Records
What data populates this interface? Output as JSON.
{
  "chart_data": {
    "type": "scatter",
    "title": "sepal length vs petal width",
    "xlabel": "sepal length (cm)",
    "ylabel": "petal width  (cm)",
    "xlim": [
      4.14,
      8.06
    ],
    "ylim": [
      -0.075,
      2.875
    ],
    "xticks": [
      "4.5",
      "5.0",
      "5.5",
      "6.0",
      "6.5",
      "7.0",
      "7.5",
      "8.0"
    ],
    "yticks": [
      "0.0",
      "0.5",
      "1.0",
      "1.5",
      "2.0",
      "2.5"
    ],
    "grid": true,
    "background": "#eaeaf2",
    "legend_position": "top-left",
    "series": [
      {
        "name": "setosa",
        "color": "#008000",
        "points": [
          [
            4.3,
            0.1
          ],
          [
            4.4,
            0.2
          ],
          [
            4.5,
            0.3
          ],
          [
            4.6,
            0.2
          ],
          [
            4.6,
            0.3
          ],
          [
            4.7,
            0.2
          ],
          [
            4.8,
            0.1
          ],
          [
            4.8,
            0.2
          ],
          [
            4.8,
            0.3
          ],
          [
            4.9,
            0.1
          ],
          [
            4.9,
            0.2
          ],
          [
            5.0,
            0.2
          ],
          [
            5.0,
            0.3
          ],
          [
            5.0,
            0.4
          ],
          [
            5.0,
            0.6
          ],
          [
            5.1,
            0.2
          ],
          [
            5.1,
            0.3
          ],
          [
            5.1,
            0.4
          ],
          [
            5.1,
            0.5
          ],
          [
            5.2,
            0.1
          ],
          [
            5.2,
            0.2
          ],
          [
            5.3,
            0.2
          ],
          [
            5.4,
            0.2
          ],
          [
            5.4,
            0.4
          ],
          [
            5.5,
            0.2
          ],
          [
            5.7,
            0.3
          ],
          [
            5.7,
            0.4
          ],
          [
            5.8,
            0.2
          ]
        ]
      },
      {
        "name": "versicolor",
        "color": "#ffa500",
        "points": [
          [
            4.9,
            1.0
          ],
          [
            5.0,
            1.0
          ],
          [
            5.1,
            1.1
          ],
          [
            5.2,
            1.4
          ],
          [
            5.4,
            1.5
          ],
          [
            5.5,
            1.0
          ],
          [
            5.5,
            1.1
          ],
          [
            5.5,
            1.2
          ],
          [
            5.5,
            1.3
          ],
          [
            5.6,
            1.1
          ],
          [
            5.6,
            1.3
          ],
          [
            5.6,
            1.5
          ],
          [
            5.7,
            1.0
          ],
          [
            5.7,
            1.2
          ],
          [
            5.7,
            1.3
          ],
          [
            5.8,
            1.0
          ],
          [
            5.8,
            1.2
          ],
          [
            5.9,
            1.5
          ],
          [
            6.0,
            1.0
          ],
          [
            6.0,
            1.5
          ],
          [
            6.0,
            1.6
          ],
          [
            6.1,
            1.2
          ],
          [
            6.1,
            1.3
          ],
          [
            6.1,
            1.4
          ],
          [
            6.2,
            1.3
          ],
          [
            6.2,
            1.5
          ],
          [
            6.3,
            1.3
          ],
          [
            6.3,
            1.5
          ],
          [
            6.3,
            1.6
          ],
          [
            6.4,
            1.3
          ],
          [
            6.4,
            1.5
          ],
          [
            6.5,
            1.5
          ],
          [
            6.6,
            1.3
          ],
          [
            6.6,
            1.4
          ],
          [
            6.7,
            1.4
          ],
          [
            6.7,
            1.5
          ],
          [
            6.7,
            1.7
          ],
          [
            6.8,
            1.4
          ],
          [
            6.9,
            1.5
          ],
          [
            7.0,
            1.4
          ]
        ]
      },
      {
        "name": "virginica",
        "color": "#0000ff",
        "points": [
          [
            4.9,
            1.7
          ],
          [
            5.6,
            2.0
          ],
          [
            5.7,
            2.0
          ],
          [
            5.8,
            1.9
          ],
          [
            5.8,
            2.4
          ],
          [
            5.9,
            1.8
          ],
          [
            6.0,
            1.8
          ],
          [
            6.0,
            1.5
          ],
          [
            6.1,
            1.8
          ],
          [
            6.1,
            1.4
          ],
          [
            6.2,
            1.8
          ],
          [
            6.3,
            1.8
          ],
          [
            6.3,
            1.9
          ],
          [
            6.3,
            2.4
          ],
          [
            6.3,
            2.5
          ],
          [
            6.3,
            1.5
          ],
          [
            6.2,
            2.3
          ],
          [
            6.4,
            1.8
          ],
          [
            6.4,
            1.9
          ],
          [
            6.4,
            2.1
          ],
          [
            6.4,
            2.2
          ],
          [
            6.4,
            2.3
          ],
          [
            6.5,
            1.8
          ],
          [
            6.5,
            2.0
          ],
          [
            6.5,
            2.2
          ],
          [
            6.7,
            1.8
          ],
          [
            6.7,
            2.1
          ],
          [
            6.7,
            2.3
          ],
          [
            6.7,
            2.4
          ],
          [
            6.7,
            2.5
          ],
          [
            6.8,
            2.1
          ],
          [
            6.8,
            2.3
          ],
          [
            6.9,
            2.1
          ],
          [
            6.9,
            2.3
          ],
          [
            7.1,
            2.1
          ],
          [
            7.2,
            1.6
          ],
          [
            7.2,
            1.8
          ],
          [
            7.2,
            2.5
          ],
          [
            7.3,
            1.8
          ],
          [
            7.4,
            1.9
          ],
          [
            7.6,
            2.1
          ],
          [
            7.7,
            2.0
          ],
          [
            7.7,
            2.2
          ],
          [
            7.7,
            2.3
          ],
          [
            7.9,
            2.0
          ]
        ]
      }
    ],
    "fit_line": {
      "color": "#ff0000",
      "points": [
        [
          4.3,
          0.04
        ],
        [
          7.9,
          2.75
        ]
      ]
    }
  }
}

◆ **Exercise description**: Look for "sepal" and pull out every line that has it.

◆ **Solution to this problem**:
    "title": "sepal length vs petal width",
    "xlabel": "sepal length (cm)",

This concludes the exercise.